** Do this **
Repeat the entire listing exactly.

[START Raw records]

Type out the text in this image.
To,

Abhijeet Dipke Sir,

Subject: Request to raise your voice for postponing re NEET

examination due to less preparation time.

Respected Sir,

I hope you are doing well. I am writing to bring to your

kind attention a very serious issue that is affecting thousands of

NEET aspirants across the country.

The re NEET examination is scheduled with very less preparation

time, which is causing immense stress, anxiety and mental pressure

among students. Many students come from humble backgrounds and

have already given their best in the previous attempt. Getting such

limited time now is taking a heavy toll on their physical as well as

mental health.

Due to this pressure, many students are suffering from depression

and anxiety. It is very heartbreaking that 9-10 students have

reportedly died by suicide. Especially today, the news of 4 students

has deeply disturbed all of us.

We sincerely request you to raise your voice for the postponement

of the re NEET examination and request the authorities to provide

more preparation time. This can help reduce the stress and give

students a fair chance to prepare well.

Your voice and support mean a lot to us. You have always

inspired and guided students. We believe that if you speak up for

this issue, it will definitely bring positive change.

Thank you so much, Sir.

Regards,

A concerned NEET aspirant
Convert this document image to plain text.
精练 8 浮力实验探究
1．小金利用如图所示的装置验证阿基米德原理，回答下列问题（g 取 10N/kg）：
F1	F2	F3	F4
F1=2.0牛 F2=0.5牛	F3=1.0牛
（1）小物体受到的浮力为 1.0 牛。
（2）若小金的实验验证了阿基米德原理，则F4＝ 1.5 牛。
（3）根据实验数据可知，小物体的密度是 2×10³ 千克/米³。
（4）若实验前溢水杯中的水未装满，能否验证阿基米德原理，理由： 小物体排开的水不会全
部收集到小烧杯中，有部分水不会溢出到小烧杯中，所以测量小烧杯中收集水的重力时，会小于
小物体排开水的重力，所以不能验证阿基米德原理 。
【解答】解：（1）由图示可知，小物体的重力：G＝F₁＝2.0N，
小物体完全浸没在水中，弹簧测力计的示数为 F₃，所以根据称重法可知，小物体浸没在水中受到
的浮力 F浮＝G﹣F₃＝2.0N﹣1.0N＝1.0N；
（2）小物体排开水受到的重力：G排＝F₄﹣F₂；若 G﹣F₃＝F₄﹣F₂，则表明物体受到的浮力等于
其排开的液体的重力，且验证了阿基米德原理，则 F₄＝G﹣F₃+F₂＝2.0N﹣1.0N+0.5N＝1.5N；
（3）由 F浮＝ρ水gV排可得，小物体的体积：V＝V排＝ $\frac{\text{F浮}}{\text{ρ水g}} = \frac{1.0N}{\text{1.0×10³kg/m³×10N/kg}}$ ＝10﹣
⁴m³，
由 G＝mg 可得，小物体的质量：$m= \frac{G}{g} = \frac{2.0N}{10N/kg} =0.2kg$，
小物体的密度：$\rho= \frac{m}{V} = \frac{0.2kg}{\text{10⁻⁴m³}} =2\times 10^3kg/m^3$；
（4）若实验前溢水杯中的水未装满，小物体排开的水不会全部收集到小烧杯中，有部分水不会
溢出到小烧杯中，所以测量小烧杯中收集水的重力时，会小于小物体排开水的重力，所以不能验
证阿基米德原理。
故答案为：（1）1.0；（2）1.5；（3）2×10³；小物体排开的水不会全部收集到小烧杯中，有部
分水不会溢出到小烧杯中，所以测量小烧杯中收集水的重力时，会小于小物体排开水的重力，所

[END Raw records]

** Reply to the exercise **
Type out the text in this image.
To,

Abhijeet Dipke Sir,

Subject: Request to raise your voice for postponing re NEET

examination due to less preparation time.

Respected Sir,

I hope you are doing well. I am writing to bring to your

kind attention a very serious issue that is affecting thousands of

NEET aspirants across the country.

The re NEET examination is scheduled with very less preparation

time, which is causing immense stress, anxiety and mental pressure

among students. Many students come from humble backgrounds and

have already given their best in the previous attempt. Getting such

limited time now is taking a heavy toll on their physical as well as

mental health.

Due to this pressure, many students are suffering from depression

and anxiety. It is very heartbreaking that 9-10 students have

reportedly died by suicide. Especially today, the news of 4 students

has deeply disturbed all of us.

We sincerely request you to raise your voice for the postponement

of the re NEET examination and request the authorities to provide

more preparation time. This can help reduce the stress and give

students a fair chance to prepare well.

Your voice and support mean a lot to us. You have always

inspired and guided students. We believe that if you speak up for

this issue, it will definitely bring positive change.

Thank you so much, Sir.

Regards,

A concerned NEET aspirant
Convert this document image to plain text.
精练 8 浮力实验探究
1．小金利用如图所示的装置验证阿基米德原理，回答下列问题（g 取 10N/kg）：
F1	F2	F3	F4
F1=2.0牛 F2=0.5牛	F3=1.0牛
（1）小物体受到的浮力为 1.0 牛。
（2）若小金的实验验证了阿基米德原理，则F4＝ 1.5 牛。
（3）根据实验数据可知，小物体的密度是 2×10³ 千克/米³。
（4）若实验前溢水杯中的水未装满，能否验证阿基米德原理，理由： 小物体排开的水不会全
部收集到小烧杯中，有部分水不会溢出到小烧杯中，所以测量小烧杯中收集水的重力时，会小于
小物体排开水的重力，所以不能验证阿基米德原理 。
【解答】解：（1）由图示可知，小物体的重力：G＝F₁＝2.0N，
小物体完全浸没在水中，弹簧测力计的示数为 F₃，所以根据称重法可知，小物体浸没在水中受到
的浮力 F浮＝G﹣F₃＝2.0N﹣1.0N＝1.0N；
（2）小物体排开水受到的重力：G排＝F₄﹣F₂；若 G﹣F₃＝F₄﹣F₂，则表明物体受到的浮力等于
其排开的液体的重力，且验证了阿基米德原理，则 F₄＝G﹣F₃+F₂＝2.0N﹣1.0N+0.5N＝1.5N；
（3）由 F浮＝ρ水gV排可得，小物体的体积：V＝V排＝ $\frac{\text{F浮}}{\text{ρ水g}} = \frac{1.0N}{\text{1.0×10³kg/m³×10N/kg}}$ ＝10﹣
⁴m³，
由 G＝mg 可得，小物体的质量：$m= \frac{G}{g} = \frac{2.0N}{10N/kg} =0.2kg$，
小物体的密度：$\rho= \frac{m}{V} = \frac{0.2kg}{\text{10⁻⁴m³}} =2\times 10^3kg/m^3$；
（4）若实验前溢水杯中的水未装满，小物体排开的水不会全部收集到小烧杯中，有部分水不会
溢出到小烧杯中，所以测量小烧杯中收集水的重力时，会小于小物体排开水的重力，所以不能验
证阿基米德原理。
故答案为：（1）1.0；（2）1.5；（3）2×10³；小物体排开的水不会全部收集到小烧杯中，有部
分水不会溢出到小烧杯中，所以测量小烧杯中收集水的重力时，会小于小物体排开水的重力，所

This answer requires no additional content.